── Task inputs

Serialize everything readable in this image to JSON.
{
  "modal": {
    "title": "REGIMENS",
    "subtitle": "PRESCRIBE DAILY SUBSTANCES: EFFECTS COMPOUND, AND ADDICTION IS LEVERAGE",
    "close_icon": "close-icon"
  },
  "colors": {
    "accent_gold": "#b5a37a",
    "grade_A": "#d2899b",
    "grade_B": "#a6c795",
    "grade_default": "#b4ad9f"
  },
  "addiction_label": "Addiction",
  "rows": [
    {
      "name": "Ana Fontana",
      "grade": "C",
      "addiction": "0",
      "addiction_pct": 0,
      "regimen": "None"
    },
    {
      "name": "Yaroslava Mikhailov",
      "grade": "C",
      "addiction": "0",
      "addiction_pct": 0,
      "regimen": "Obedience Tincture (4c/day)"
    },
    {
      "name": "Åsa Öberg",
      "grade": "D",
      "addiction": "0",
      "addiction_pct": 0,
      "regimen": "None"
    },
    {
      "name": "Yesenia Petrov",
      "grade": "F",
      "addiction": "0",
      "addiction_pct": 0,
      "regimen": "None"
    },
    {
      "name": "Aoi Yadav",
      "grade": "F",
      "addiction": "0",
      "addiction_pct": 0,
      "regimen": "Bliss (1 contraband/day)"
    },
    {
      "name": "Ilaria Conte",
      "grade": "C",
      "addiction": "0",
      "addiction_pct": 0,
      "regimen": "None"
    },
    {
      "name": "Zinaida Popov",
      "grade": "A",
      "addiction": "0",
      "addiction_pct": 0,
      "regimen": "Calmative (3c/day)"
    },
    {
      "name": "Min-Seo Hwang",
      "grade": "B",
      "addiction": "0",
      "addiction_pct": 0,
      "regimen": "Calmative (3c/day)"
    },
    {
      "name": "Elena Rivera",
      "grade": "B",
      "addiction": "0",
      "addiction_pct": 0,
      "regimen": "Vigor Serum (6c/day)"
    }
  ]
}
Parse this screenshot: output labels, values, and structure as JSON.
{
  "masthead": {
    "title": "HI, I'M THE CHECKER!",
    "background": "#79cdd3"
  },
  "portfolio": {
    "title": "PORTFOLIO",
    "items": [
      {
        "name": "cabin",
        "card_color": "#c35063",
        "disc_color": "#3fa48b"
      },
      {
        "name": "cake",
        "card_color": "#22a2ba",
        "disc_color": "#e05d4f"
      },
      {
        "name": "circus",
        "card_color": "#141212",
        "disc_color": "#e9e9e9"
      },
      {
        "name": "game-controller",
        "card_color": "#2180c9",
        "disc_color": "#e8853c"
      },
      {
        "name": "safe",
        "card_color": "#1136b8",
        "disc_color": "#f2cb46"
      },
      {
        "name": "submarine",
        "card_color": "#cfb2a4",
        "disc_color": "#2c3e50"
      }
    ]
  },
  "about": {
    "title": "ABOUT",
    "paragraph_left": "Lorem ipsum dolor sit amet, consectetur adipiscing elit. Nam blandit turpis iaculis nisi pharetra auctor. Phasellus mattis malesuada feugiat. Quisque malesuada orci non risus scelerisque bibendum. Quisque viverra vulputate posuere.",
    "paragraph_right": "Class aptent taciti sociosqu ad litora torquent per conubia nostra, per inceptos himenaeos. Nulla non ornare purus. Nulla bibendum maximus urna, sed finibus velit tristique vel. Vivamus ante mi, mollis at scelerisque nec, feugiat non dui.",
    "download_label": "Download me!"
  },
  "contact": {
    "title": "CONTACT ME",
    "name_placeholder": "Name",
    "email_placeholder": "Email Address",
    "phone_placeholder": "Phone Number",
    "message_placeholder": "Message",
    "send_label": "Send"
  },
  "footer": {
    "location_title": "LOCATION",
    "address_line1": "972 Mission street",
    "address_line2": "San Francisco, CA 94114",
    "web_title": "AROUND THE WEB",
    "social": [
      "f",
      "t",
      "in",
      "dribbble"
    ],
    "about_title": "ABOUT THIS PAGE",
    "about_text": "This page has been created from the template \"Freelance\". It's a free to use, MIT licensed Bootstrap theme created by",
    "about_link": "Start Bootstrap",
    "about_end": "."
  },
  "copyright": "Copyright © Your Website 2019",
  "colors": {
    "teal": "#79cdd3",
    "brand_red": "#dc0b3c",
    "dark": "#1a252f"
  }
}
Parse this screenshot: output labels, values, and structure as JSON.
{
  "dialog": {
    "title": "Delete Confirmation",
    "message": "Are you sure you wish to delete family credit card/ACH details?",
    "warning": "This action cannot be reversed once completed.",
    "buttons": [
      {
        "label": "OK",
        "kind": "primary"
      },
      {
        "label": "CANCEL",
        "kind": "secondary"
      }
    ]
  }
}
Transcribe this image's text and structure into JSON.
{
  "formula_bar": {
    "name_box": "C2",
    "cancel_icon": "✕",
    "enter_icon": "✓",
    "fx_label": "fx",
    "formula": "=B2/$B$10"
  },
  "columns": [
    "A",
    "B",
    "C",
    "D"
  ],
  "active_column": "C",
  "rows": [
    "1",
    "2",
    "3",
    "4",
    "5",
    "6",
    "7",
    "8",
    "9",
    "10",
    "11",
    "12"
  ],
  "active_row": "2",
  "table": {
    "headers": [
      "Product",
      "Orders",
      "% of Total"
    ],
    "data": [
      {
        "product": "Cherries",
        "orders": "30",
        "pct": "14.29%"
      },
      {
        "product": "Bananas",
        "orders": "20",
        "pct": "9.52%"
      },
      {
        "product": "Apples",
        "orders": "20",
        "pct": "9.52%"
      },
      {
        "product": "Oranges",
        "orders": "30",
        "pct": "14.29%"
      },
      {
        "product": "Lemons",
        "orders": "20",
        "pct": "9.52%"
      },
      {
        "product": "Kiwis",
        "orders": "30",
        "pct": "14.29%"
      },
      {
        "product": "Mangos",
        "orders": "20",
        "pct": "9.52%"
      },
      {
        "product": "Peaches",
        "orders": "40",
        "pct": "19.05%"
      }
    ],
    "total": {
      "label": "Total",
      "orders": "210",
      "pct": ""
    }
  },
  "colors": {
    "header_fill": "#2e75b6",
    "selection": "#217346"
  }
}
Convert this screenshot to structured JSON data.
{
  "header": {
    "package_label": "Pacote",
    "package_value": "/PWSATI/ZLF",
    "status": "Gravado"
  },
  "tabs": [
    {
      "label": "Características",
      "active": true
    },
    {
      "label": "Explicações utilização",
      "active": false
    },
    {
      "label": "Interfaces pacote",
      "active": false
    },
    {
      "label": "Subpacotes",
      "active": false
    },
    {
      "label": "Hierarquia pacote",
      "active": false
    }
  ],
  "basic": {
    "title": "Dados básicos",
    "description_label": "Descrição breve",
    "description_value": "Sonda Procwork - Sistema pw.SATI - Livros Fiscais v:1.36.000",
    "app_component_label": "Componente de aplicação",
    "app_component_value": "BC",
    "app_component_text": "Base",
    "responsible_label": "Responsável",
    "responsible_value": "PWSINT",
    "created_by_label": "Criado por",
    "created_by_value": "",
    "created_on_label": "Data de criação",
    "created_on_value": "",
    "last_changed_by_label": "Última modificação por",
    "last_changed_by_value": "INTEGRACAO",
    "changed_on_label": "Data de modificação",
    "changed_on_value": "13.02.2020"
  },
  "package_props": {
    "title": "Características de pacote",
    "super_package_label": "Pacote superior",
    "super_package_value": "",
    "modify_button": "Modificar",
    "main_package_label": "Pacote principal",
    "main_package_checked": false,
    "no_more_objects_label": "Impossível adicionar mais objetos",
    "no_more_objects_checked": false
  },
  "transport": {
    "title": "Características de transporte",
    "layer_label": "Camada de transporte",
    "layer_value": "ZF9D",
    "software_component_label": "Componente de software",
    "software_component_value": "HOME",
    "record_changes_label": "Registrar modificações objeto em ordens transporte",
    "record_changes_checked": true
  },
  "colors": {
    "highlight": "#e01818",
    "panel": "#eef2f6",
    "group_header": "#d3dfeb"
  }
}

────

What the exercise asks
Copy out the lines that hold "modificação".

Completed task
    "last_changed_by_label": "Última modificação por",
    "changed_on_label": "Data de modificação",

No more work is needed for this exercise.